Begin SUPPLIED DATA
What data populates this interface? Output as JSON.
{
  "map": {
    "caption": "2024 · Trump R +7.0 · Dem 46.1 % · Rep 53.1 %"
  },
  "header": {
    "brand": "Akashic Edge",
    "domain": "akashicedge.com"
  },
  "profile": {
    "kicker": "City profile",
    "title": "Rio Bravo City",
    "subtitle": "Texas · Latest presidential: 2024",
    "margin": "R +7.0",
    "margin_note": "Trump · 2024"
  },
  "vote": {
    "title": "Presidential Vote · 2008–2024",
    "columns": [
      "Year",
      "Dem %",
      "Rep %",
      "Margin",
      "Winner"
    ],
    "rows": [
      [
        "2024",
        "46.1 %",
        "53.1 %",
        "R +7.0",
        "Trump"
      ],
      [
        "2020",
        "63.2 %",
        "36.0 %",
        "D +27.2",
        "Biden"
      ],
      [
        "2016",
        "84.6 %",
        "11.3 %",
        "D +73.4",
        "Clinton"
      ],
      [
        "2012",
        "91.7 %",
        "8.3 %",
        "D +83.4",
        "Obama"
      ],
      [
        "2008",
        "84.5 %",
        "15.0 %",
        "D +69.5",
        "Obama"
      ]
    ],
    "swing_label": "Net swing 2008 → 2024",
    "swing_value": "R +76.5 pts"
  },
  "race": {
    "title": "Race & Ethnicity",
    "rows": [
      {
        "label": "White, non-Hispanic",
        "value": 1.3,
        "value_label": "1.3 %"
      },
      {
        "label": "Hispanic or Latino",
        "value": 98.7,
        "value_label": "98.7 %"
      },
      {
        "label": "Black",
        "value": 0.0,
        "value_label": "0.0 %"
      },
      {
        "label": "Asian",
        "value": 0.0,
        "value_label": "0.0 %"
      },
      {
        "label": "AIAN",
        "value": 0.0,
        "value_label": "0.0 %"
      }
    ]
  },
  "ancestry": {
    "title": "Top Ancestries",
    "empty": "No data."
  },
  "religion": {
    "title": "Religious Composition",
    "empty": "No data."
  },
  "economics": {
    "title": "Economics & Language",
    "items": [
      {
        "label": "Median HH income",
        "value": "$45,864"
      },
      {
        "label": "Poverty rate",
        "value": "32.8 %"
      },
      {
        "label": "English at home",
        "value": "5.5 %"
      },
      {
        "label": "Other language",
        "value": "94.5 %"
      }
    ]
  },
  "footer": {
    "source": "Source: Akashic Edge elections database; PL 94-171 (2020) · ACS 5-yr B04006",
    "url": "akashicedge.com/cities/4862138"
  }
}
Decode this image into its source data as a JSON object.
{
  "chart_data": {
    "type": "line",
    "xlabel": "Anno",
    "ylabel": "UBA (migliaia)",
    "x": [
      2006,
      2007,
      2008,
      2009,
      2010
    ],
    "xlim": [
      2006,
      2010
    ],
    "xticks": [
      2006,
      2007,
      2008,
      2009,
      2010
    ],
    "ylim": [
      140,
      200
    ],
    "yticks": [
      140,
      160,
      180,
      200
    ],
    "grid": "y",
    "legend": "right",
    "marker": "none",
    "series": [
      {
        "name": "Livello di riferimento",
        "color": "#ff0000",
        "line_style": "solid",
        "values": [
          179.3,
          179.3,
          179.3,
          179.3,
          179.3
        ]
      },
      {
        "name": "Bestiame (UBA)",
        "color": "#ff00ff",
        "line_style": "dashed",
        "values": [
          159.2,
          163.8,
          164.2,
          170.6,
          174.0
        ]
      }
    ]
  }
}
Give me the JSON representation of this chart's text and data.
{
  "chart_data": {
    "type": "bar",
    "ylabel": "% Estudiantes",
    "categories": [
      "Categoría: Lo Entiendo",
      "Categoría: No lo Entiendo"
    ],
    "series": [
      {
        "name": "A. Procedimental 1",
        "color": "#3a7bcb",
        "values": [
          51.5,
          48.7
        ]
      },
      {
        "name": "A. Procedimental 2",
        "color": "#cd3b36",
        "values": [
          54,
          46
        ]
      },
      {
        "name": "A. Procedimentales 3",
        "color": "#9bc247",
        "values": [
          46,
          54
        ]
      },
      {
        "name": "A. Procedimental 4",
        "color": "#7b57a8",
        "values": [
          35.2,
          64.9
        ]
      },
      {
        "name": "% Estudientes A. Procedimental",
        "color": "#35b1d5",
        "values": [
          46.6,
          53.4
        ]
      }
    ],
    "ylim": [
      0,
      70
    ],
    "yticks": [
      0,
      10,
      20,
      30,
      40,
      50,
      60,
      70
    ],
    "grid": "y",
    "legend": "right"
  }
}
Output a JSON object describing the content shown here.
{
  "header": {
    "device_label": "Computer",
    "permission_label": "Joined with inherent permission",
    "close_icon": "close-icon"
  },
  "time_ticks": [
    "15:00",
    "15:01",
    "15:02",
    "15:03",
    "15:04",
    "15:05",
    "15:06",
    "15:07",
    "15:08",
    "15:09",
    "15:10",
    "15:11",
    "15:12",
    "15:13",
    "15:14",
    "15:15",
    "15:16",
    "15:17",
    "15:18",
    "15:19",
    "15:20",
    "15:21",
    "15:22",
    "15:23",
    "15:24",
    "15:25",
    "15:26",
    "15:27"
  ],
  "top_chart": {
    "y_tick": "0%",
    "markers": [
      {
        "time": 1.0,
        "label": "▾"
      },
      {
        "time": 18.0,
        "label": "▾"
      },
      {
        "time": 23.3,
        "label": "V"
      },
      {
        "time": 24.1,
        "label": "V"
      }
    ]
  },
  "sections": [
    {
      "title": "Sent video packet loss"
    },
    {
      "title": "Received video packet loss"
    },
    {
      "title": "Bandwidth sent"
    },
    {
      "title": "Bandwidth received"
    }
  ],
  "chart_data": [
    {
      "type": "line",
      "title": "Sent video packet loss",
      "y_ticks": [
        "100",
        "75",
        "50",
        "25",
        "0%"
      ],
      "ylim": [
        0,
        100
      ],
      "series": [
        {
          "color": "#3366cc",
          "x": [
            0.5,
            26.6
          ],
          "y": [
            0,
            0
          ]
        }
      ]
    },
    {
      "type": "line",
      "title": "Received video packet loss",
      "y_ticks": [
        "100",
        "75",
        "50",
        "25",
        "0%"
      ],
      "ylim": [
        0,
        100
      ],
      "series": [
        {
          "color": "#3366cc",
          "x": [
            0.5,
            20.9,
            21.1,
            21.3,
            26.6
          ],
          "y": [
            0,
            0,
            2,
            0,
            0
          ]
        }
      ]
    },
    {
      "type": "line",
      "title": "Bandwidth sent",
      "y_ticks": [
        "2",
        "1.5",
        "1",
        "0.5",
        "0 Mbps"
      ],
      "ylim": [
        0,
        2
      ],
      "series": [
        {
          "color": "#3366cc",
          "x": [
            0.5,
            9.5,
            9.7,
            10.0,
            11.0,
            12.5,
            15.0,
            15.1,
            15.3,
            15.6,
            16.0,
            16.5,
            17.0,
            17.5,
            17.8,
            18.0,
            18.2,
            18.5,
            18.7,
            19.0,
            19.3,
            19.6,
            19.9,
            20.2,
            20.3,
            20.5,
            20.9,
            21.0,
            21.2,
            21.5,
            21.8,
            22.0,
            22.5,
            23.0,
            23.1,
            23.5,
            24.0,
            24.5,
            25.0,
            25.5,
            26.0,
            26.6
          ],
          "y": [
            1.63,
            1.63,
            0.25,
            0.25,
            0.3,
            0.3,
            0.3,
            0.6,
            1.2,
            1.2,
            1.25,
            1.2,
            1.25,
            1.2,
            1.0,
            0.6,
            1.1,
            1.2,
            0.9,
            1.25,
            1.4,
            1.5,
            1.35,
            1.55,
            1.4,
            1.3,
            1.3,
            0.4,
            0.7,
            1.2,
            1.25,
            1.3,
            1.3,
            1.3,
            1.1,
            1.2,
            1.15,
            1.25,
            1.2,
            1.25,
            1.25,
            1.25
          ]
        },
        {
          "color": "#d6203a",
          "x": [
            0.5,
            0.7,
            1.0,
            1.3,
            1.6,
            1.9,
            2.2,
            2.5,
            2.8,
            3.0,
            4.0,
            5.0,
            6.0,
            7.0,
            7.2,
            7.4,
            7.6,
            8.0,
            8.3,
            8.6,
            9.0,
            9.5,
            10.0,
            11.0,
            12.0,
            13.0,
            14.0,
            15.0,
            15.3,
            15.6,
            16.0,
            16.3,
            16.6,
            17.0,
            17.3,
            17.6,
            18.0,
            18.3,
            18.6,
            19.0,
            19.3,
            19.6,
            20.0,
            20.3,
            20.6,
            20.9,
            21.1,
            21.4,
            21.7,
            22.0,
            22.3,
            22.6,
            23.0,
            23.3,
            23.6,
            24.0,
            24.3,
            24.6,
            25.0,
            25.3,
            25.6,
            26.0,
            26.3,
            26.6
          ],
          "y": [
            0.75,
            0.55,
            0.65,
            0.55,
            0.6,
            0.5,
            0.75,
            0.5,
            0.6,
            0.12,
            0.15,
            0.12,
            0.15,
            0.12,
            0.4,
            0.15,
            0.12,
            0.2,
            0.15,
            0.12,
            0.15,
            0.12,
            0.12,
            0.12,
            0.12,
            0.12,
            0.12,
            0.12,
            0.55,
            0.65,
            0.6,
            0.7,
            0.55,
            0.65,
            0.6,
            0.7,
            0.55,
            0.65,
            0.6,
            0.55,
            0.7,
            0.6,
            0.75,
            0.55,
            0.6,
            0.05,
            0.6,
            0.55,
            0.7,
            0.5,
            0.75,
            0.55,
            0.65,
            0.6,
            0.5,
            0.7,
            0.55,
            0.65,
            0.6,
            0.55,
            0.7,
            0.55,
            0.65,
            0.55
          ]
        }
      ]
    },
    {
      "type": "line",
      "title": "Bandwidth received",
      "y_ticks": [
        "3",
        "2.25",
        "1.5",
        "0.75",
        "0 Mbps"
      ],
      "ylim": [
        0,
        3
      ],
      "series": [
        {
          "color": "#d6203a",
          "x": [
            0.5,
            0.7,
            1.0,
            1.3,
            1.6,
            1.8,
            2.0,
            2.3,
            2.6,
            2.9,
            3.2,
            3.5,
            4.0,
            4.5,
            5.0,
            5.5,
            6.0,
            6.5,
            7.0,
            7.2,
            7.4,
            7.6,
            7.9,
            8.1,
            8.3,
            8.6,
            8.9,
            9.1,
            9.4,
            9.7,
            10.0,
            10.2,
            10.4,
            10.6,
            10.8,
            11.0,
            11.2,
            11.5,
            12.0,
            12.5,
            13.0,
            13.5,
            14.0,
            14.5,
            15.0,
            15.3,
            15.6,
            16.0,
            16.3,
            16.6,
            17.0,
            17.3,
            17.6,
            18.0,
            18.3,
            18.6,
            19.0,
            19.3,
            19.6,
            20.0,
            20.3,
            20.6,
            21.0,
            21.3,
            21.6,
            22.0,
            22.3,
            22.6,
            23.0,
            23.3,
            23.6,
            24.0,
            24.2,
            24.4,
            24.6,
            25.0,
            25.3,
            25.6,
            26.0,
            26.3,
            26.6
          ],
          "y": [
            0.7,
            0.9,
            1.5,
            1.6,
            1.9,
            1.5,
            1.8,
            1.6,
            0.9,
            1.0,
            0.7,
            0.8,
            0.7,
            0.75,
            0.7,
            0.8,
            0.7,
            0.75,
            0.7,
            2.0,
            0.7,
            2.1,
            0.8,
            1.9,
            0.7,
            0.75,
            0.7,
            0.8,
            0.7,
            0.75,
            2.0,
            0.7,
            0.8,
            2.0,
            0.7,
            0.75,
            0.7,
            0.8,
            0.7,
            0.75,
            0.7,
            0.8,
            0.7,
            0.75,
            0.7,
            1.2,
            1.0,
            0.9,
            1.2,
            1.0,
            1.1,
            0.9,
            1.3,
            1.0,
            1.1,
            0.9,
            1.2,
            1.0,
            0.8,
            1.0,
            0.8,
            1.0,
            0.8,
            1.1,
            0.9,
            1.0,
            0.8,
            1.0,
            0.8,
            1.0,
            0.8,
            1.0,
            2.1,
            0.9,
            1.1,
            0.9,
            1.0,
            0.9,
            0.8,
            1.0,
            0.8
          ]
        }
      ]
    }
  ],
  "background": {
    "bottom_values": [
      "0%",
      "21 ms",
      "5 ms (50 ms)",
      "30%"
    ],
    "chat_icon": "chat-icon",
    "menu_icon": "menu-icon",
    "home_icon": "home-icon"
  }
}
End SUPPLIED DATA
DESCRIPTION OF THE TASK:
Copy every line in the entries above that has the string "video" in it.

RESPONSE TO THIS EXERCISE:
      "title": "Sent video packet loss"
      "title": "Received video packet loss"
      "title": "Sent video packet loss",
      "title": "Received video packet loss",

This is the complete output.